**RECORDED INFORMATION:**
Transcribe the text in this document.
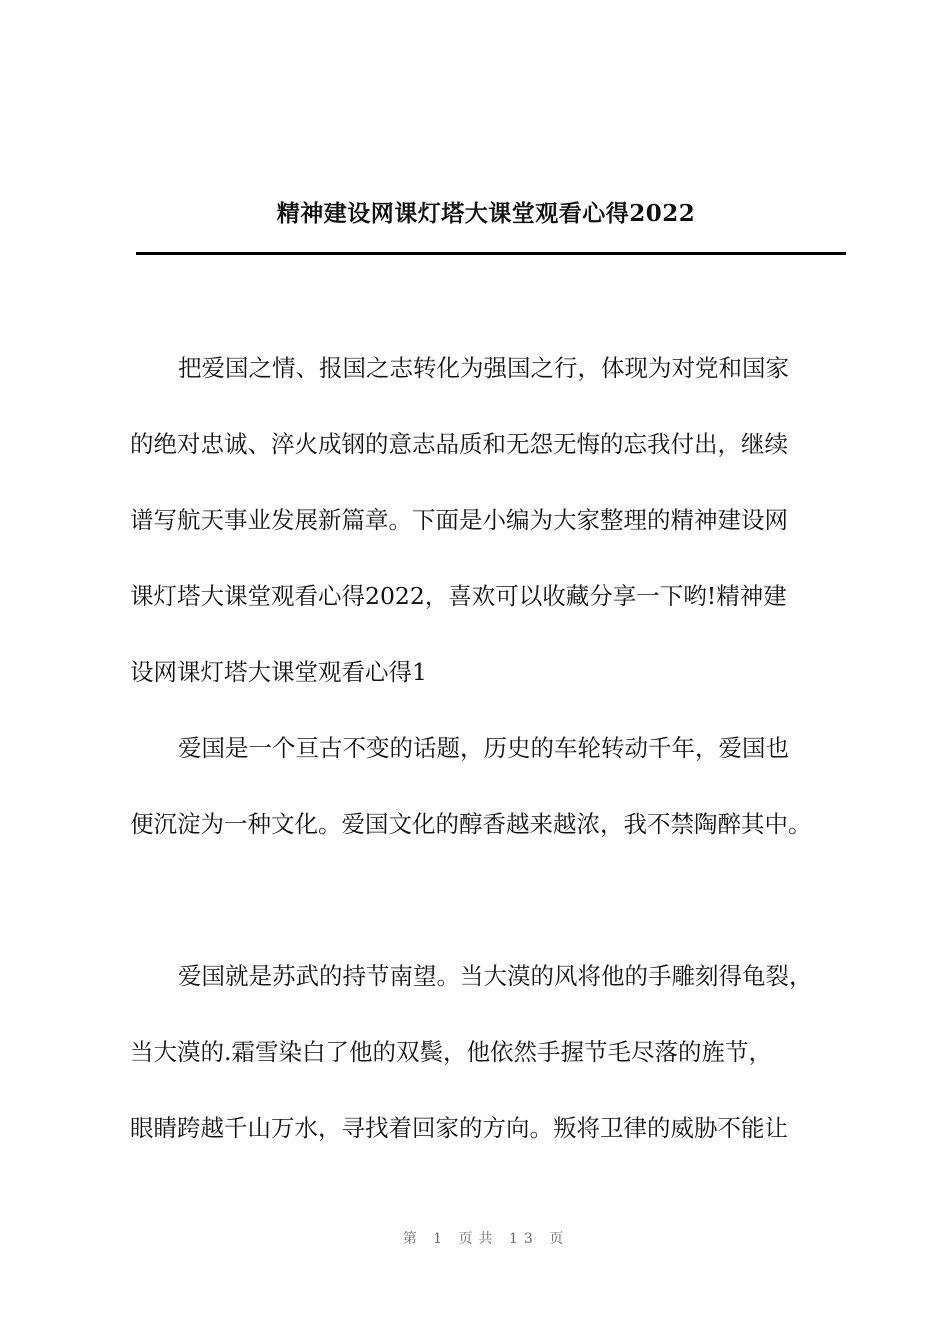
精神建设网课灯塔大课堂观看心得2022
把爱国之情、报国之志转化为强国之行，体现为对党和国家
的绝对忠诚、淬火成钢的意志品质和无怨无悔的忘我付出，继续
谱写航天事业发展新篇章。下面是小编为大家整理的精神建设网
课灯塔大课堂观看心得2022，喜欢可以收藏分享一下哟!精神建
设网课灯塔大课堂观看心得1
爱国是一个亘古不变的话题，历史的车轮转动千年，爱国也
便沉淀为一种文化。爱国文化的醇香越来越浓，我不禁陶醉其中。
爱国就是苏武的持节南望。当大漠的风将他的手雕刻得龟裂，
当大漠的.霜雪染白了他的双鬓，他依然手握节毛尽落的旌节，
眼睛跨越千山万水，寻找着回家的方向。叛将卫律的威胁不能让
第 1 页共 13 页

**DESCRIPTION OF THE TASK:**
Write out the listing word for word, omitting the pictures it holds.

**REPLY:**
Transcribe the text in this document.
精神建设网课灯塔大课堂观看心得2022
把爱国之情、报国之志转化为强国之行，体现为对党和国家
的绝对忠诚、淬火成钢的意志品质和无怨无悔的忘我付出，继续
谱写航天事业发展新篇章。下面是小编为大家整理的精神建设网
课灯塔大课堂观看心得2022，喜欢可以收藏分享一下哟!精神建
设网课灯塔大课堂观看心得1
爱国是一个亘古不变的话题，历史的车轮转动千年，爱国也
便沉淀为一种文化。爱国文化的醇香越来越浓，我不禁陶醉其中。
爱国就是苏武的持节南望。当大漠的风将他的手雕刻得龟裂，
当大漠的.霜雪染白了他的双鬓，他依然手握节毛尽落的旌节，
眼睛跨越千山万水，寻找着回家的方向。叛将卫律的威胁不能让
第 1 页共 13 页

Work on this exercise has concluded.